Extract every record, exactly as written, and ignore the pictures.

Stored data entries:
--- Begin ---

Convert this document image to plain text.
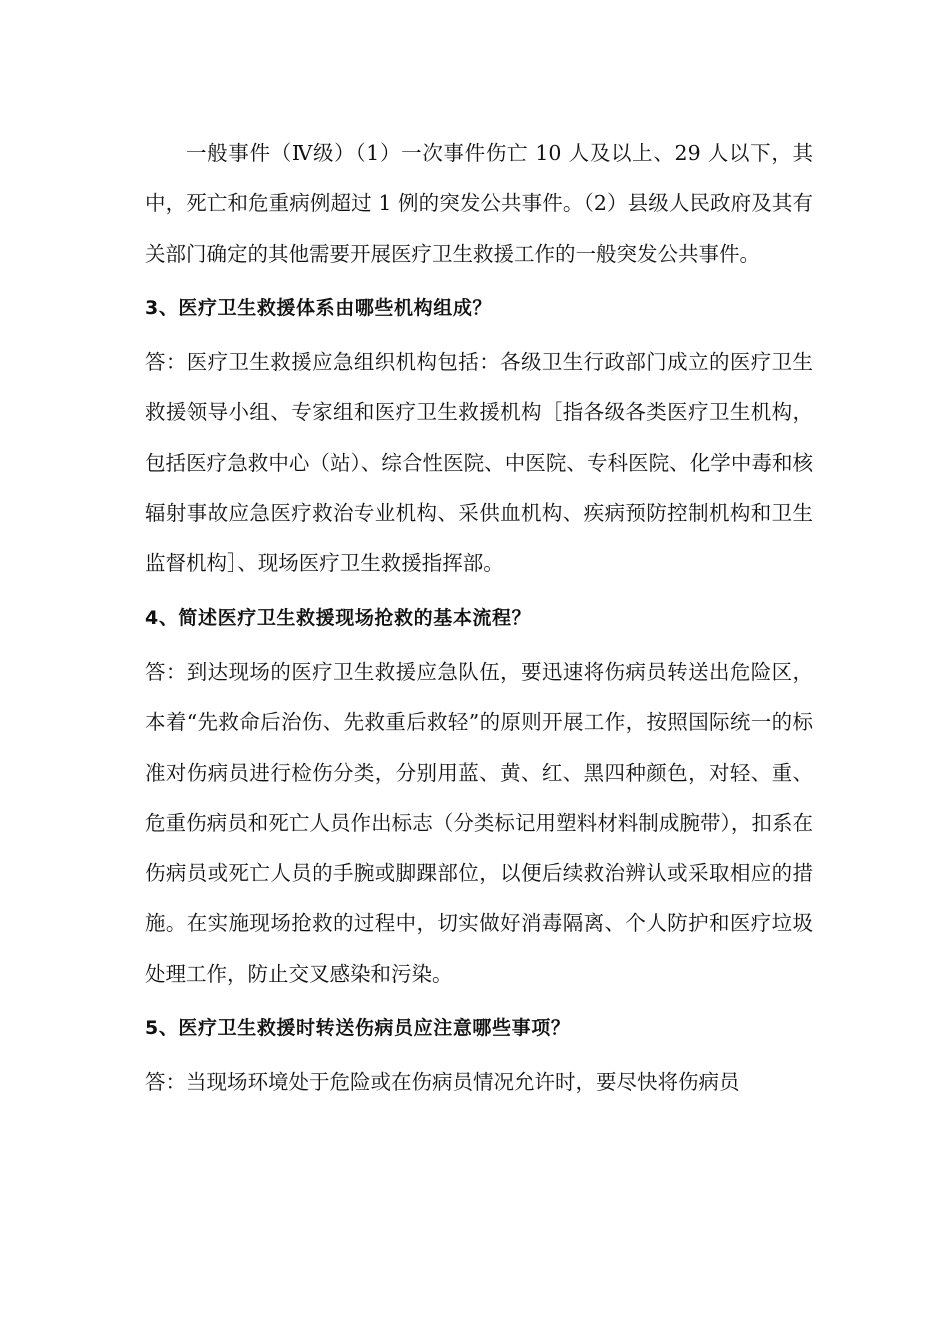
一般事件（Ⅳ级）（1）一次事件伤亡 10 人及以上、29 人以下，其中，死亡和危重病例超过 1 例的突发公共事件。（2）县级人民政府及其有关部门确定的其他需要开展医疗卫生救援工作的一般突发公共事件。

3、医疗卫生救援体系由哪些机构组成？

答：医疗卫生救援应急组织机构包括：各级卫生行政部门成立的医疗卫生救援领导小组、专家组和医疗卫生救援机构［指各级各类医疗卫生机构，包括医疗急救中心（站）、综合性医院、中医院、专科医院、化学中毒和核辐射事故应急医疗救治专业机构、采供血机构、疾病预防控制机构和卫生监督机构］、现场医疗卫生救援指挥部。

4、简述医疗卫生救援现场抢救的基本流程？

答：到达现场的医疗卫生救援应急队伍，要迅速将伤病员转送出危险区，本着“先救命后治伤、先救重后救轻”的原则开展工作，按照国际统一的标准对伤病员进行检伤分类，分别用蓝、黄、红、黑四种颜色，对轻、重、危重伤病员和死亡人员作出标志（分类标记用塑料材料制成腕带），扣系在伤病员或死亡人员的手腕或脚踝部位，以便后续救治辨认或采取相应的措施。在实施现场抢救的过程中，切实做好消毒隔离、个人防护和医疗垃圾处理工作，防止交叉感染和污染。

5、医疗卫生救援时转送伤病员应注意哪些事项？

答：当现场环境处于危险或在伤病员情况允许时，要尽快将伤病员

--- End ---

# Answer to this task
Convert this document image to plain text.
一般事件（Ⅳ级）（1）一次事件伤亡 10 人及以上、29 人以下，其中，死亡和危重病例超过 1 例的突发公共事件。（2）县级人民政府及其有关部门确定的其他需要开展医疗卫生救援工作的一般突发公共事件。

3、医疗卫生救援体系由哪些机构组成？

答：医疗卫生救援应急组织机构包括：各级卫生行政部门成立的医疗卫生救援领导小组、专家组和医疗卫生救援机构［指各级各类医疗卫生机构，包括医疗急救中心（站）、综合性医院、中医院、专科医院、化学中毒和核辐射事故应急医疗救治专业机构、采供血机构、疾病预防控制机构和卫生监督机构］、现场医疗卫生救援指挥部。

4、简述医疗卫生救援现场抢救的基本流程？

答：到达现场的医疗卫生救援应急队伍，要迅速将伤病员转送出危险区，本着“先救命后治伤、先救重后救轻”的原则开展工作，按照国际统一的标准对伤病员进行检伤分类，分别用蓝、黄、红、黑四种颜色，对轻、重、危重伤病员和死亡人员作出标志（分类标记用塑料材料制成腕带），扣系在伤病员或死亡人员的手腕或脚踝部位，以便后续救治辨认或采取相应的措施。在实施现场抢救的过程中，切实做好消毒隔离、个人防护和医疗垃圾处理工作，防止交叉感染和污染。

5、医疗卫生救援时转送伤病员应注意哪些事项？

答：当现场环境处于危险或在伤病员情况允许时，要尽快将伤病员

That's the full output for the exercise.